(Excerpt from a dataset)
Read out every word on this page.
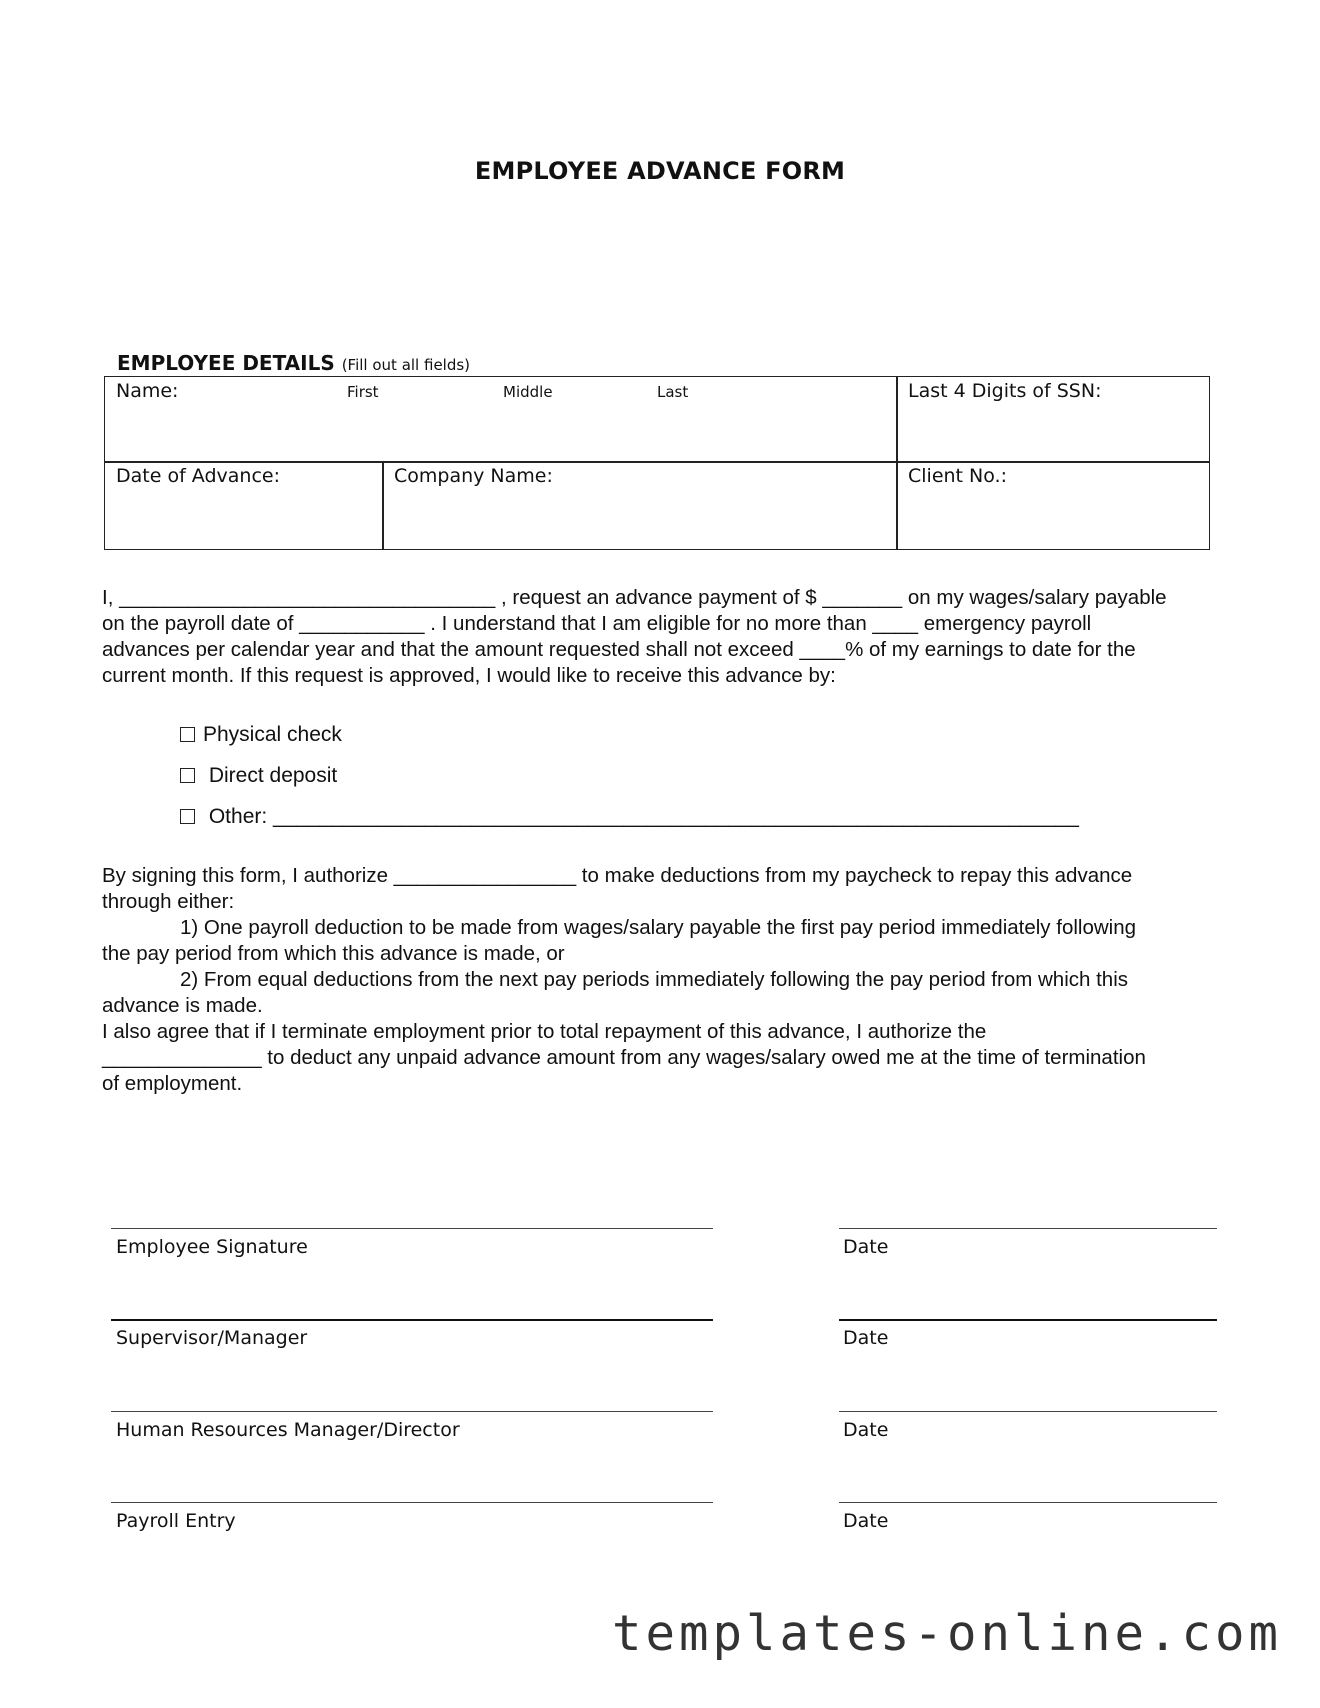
EMPLOYEE ADVANCE FORM
EMPLOYEE DETAILS (Fill out all fields)
Name:	First	Middle	Last	Last 4 Digits of SSN:
Date of Advance:	Company Name:	Client No.:
I, _________________________________ , request an advance payment of $ _______ on my wages/salary payable
on the payroll date of ___________ . I understand that I am eligible for no more than ____ emergency payroll
advances per calendar year and that the amount requested shall not exceed ____% of my earnings to date for the
current month. If this request is approved, I would like to receive this advance by:
Physical check
Direct deposit
Other: _____________________________________________________________________
By signing this form, I authorize ________________ to make deductions from my paycheck to repay this advance
through either:
1) One payroll deduction to be made from wages/salary payable the first pay period immediately following
the pay period from which this advance is made, or
2) From equal deductions from the next pay periods immediately following the pay period from which this
advance is made.
I also agree that if I terminate employment prior to total repayment of this advance, I authorize the
______________ to deduct any unpaid advance amount from any wages/salary owed me at the time of termination
of employment.
Employee Signature	Date
Supervisor/Manager	Date
Human Resources Manager/Director	Date
Payroll Entry	Date
templates-online.com
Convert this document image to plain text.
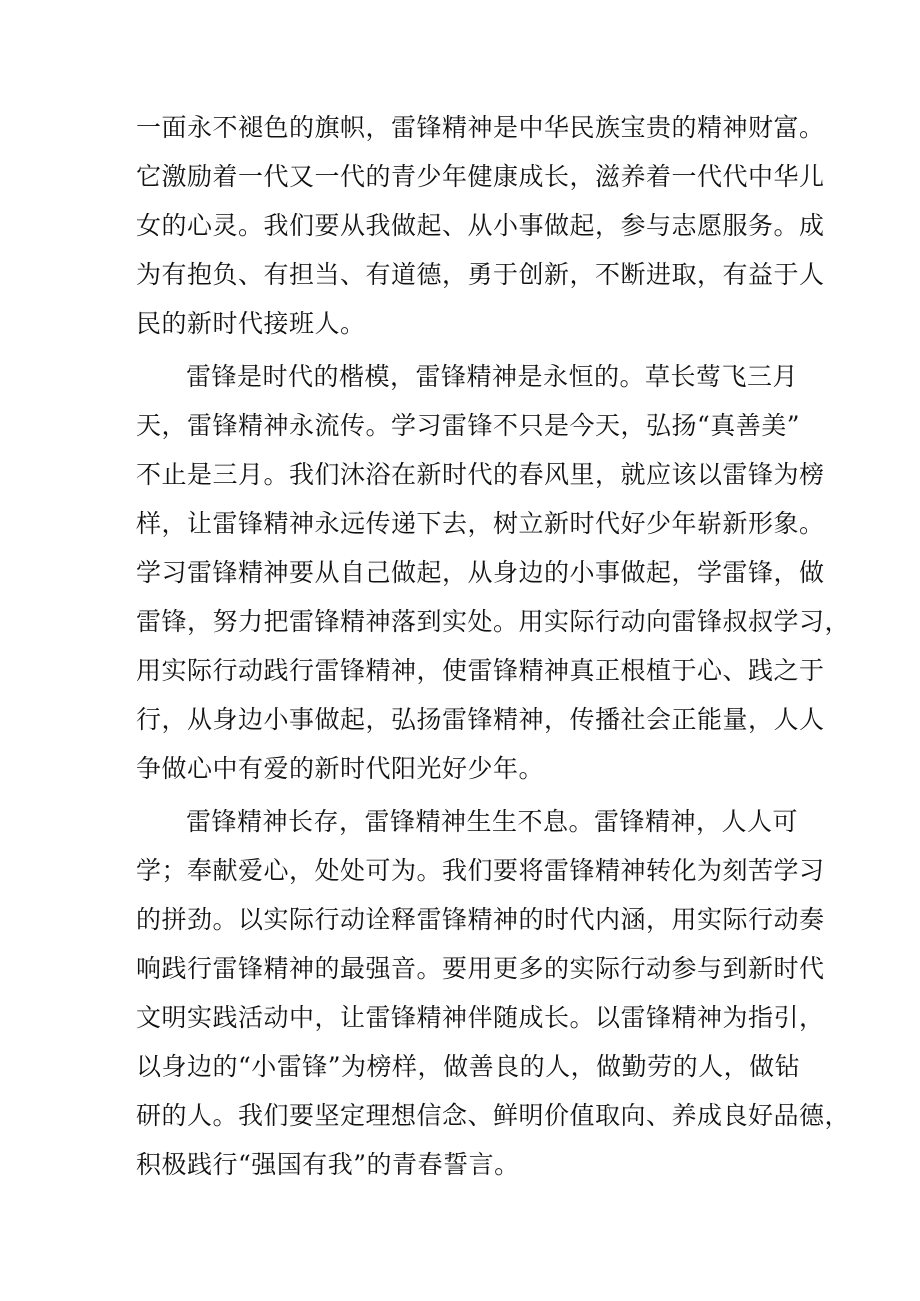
一面永不褪色的旗帜，雷锋精神是中华民族宝贵的精神财富。
它激励着一代又一代的青少年健康成长，滋养着一代代中华儿
女的心灵。我们要从我做起、从小事做起，参与志愿服务。成
为有抱负、有担当、有道德，勇于创新，不断进取，有益于人
民的新时代接班人。
雷锋是时代的楷模，雷锋精神是永恒的。草长莺飞三月
天，雷锋精神永流传。学习雷锋不只是今天，弘扬“真善美”
不止是三月。我们沐浴在新时代的春风里，就应该以雷锋为榜
样，让雷锋精神永远传递下去，树立新时代好少年崭新形象。
学习雷锋精神要从自己做起，从身边的小事做起，学雷锋，做
雷锋，努力把雷锋精神落到实处。用实际行动向雷锋叔叔学习，
用实际行动践行雷锋精神，使雷锋精神真正根植于心、践之于
行，从身边小事做起，弘扬雷锋精神，传播社会正能量，人人
争做心中有爱的新时代阳光好少年。
雷锋精神长存，雷锋精神生生不息。雷锋精神，人人可
学；奉献爱心，处处可为。我们要将雷锋精神转化为刻苦学习
的拼劲。以实际行动诠释雷锋精神的时代内涵，用实际行动奏
响践行雷锋精神的最强音。要用更多的实际行动参与到新时代
文明实践活动中，让雷锋精神伴随成长。以雷锋精神为指引，
以身边的“小雷锋”为榜样，做善良的人，做勤劳的人，做钻
研的人。我们要坚定理想信念、鲜明价值取向、养成良好品德，
积极践行“强国有我”的青春誓言。
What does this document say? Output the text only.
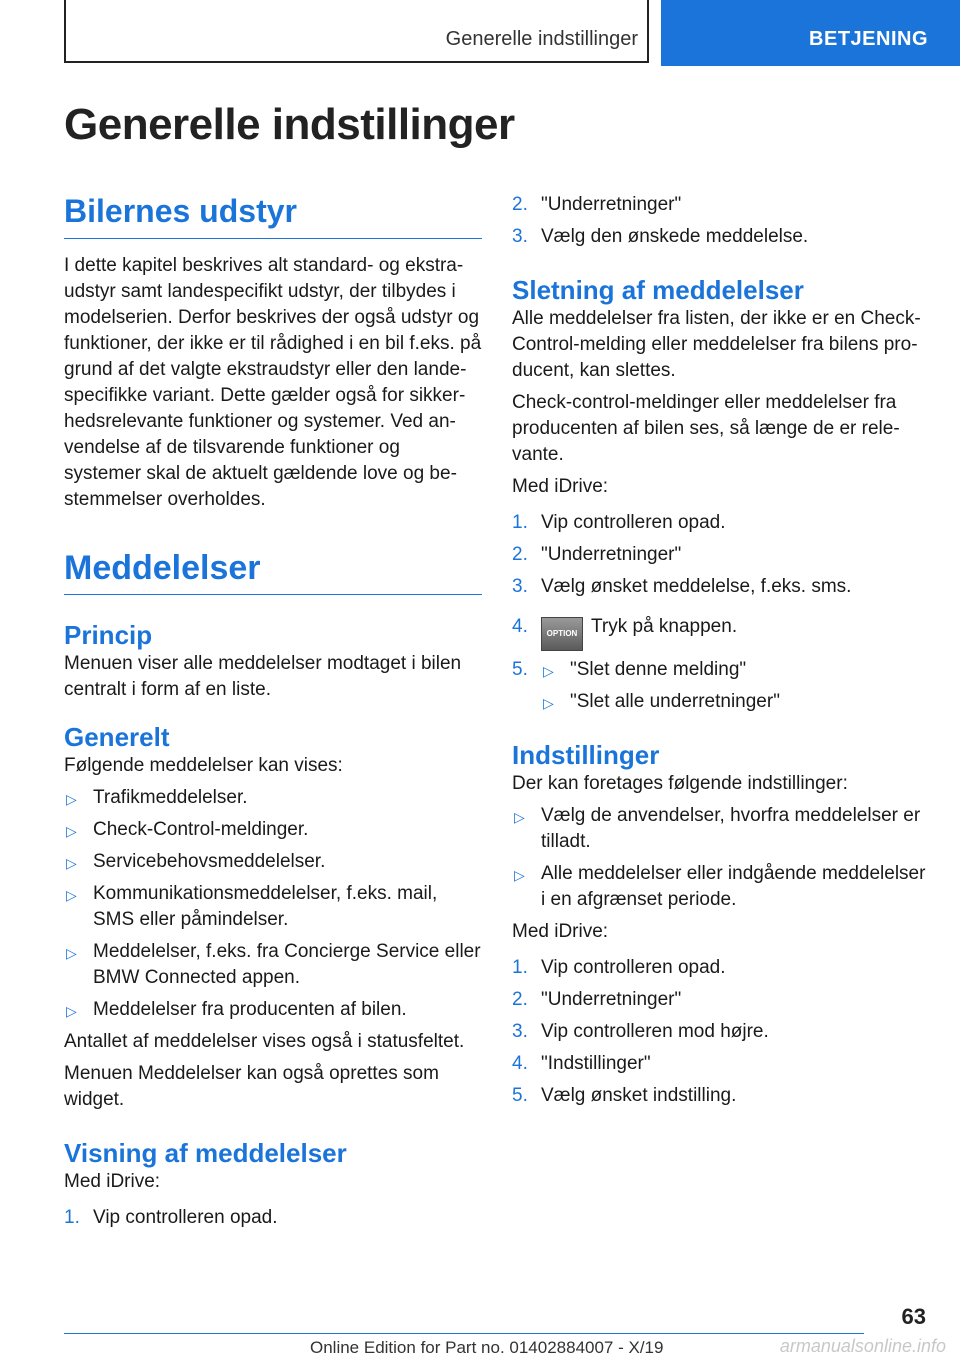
Generelle indstillinger	BETJENING
Generelle indstillinger
Bilernes udstyr

I dette kapitel beskrives alt standard- og ekstraudstyr samt landespecifikt udstyr, der tilbydes i modelserien. Derfor beskrives der også udstyr og funktioner, der ikke er til rådighed i en bil f.eks. på grund af det valgte ekstraudstyr eller den landespecifikke variant. Dette gælder også for sikkerhedsrelevante funktioner og systemer. Ved anvendelse af de tilsvarende funktioner og systemer skal de aktuelt gældende love og bestemmelser overholdes.

Meddelelser
Princip

Menuen viser alle meddelelser modtaget i bilen centralt i form af en liste.

Generelt

Følgende meddelelser kan vises:

▷ Trafikmeddelelser.
▷ Check-Control-meldinger.
▷ Servicebehovsmeddelelser.
▷ Kommunikationsmeddelelser, f.eks. mail, SMS eller påmindelser.
▷ Meddelelser, f.eks. fra Concierge Service eller BMW Connected appen.
▷ Meddelelser fra producenten af bilen.

Antallet af meddelelser vises også i statusfeltet.

Menuen Meddelelser kan også oprettes som widget.

Visning af meddelelser

Med iDrive:

1. Vip controlleren opad.
2. "Underretninger"
3. Vælg den ønskede meddelelse.
Sletning af meddelelser

Alle meddelelser fra listen, der ikke er en Check-Control-melding eller meddelelser fra bilens producent, kan slettes.

Check-control-meldinger eller meddelelser fra producenten af bilen ses, så længe de er relevante.

Med iDrive:

1. Vip controlleren opad.
2. "Underretninger"
3. Vælg ønsket meddelelse, f.eks. sms.
4. OPTION Tryk på knappen.
5. ▷ "Slet denne melding"
▷ "Slet alle underretninger"
Indstillinger

Der kan foretages følgende indstillinger:

▷ Vælg de anvendelser, hvorfra meddelelser er tilladt.
▷ Alle meddelelser eller indgående meddelelser i en afgrænset periode.

Med iDrive:

1. Vip controlleren opad.
2. "Underretninger"
3. Vip controlleren mod højre.
4. "Indstillinger"
5. Vælg ønsket indstilling.
63
Online Edition for Part no. 01402884007 - X/19	armanualsonline.info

SHORT TASK
Repeat the material above word for word and skip every image in it.

OUTPUT FOR THIS EXERCISE
Read out every word on this page.
EMPLOYEE ADVANCE FORM
EMPLOYEE DETAILS (Fill out all fields)
Name:	First	Middle	Last	Last 4 Digits of SSN:
Date of Advance:	Company Name:	Client No.:
I, _________________________________ , request an advance payment of $ _______ on my wages/salary payable
on the payroll date of ___________ . I understand that I am eligible for no more than ____ emergency payroll
advances per calendar year and that the amount requested shall not exceed ____% of my earnings to date for the
current month. If this request is approved, I would like to receive this advance by:
Physical check
Direct deposit
Other: _____________________________________________________________________
By signing this form, I authorize ________________ to make deductions from my paycheck to repay this advance
through either:
1) One payroll deduction to be made from wages/salary payable the first pay period immediately following
the pay period from which this advance is made, or
2) From equal deductions from the next pay periods immediately following the pay period from which this
advance is made.
I also agree that if I terminate employment prior to total repayment of this advance, I authorize the
______________ to deduct any unpaid advance amount from any wages/salary owed me at the time of termination
of employment.
Employee Signature	Date
Supervisor/Manager	Date
Human Resources Manager/Director	Date
Payroll Entry	Date
templates-online.com
Convert this document image to plain text.
一面永不褪色的旗帜，雷锋精神是中华民族宝贵的精神财富。
它激励着一代又一代的青少年健康成长，滋养着一代代中华儿
女的心灵。我们要从我做起、从小事做起，参与志愿服务。成
为有抱负、有担当、有道德，勇于创新，不断进取，有益于人
民的新时代接班人。
雷锋是时代的楷模，雷锋精神是永恒的。草长莺飞三月
天，雷锋精神永流传。学习雷锋不只是今天，弘扬“真善美”
不止是三月。我们沐浴在新时代的春风里，就应该以雷锋为榜
样，让雷锋精神永远传递下去，树立新时代好少年崭新形象。
学习雷锋精神要从自己做起，从身边的小事做起，学雷锋，做
雷锋，努力把雷锋精神落到实处。用实际行动向雷锋叔叔学习，
用实际行动践行雷锋精神，使雷锋精神真正根植于心、践之于
行，从身边小事做起，弘扬雷锋精神，传播社会正能量，人人
争做心中有爱的新时代阳光好少年。
雷锋精神长存，雷锋精神生生不息。雷锋精神，人人可
学；奉献爱心，处处可为。我们要将雷锋精神转化为刻苦学习
的拼劲。以实际行动诠释雷锋精神的时代内涵，用实际行动奏
响践行雷锋精神的最强音。要用更多的实际行动参与到新时代
文明实践活动中，让雷锋精神伴随成长。以雷锋精神为指引，
以身边的“小雷锋”为榜样，做善良的人，做勤劳的人，做钻
研的人。我们要坚定理想信念、鲜明价值取向、养成良好品德，
积极践行“强国有我”的青春誓言。
What does this document say? Output the text only.
Generelle indstillinger	BETJENING
Generelle indstillinger
Bilernes udstyr

I dette kapitel beskrives alt standard- og ekstraudstyr samt landespecifikt udstyr, der tilbydes i modelserien. Derfor beskrives der også udstyr og funktioner, der ikke er til rådighed i en bil f.eks. på grund af det valgte ekstraudstyr eller den landespecifikke variant. Dette gælder også for sikkerhedsrelevante funktioner og systemer. Ved anvendelse af de tilsvarende funktioner og systemer skal de aktuelt gældende love og bestemmelser overholdes.

Meddelelser
Princip

Menuen viser alle meddelelser modtaget i bilen centralt i form af en liste.

Generelt

Følgende meddelelser kan vises:

▷ Trafikmeddelelser.
▷ Check-Control-meldinger.
▷ Servicebehovsmeddelelser.
▷ Kommunikationsmeddelelser, f.eks. mail, SMS eller påmindelser.
▷ Meddelelser, f.eks. fra Concierge Service eller BMW Connected appen.
▷ Meddelelser fra producenten af bilen.

Antallet af meddelelser vises også i statusfeltet.

Menuen Meddelelser kan også oprettes som widget.

Visning af meddelelser

Med iDrive:

1. Vip controlleren opad.
2. "Underretninger"
3. Vælg den ønskede meddelelse.
Sletning af meddelelser

Alle meddelelser fra listen, der ikke er en Check-Control-melding eller meddelelser fra bilens producent, kan slettes.

Check-control-meldinger eller meddelelser fra producenten af bilen ses, så længe de er relevante.

Med iDrive:

1. Vip controlleren opad.
2. "Underretninger"
3. Vælg ønsket meddelelse, f.eks. sms.
4. OPTION Tryk på knappen.
5. ▷ "Slet denne melding"
▷ "Slet alle underretninger"
Indstillinger

Der kan foretages følgende indstillinger:

▷ Vælg de anvendelser, hvorfra meddelelser er tilladt.
▷ Alle meddelelser eller indgående meddelelser i en afgrænset periode.

Med iDrive:

1. Vip controlleren opad.
2. "Underretninger"
3. Vip controlleren mod højre.
4. "Indstillinger"
5. Vælg ønsket indstilling.
63
Online Edition for Part no. 01402884007 - X/19	armanualsonline.info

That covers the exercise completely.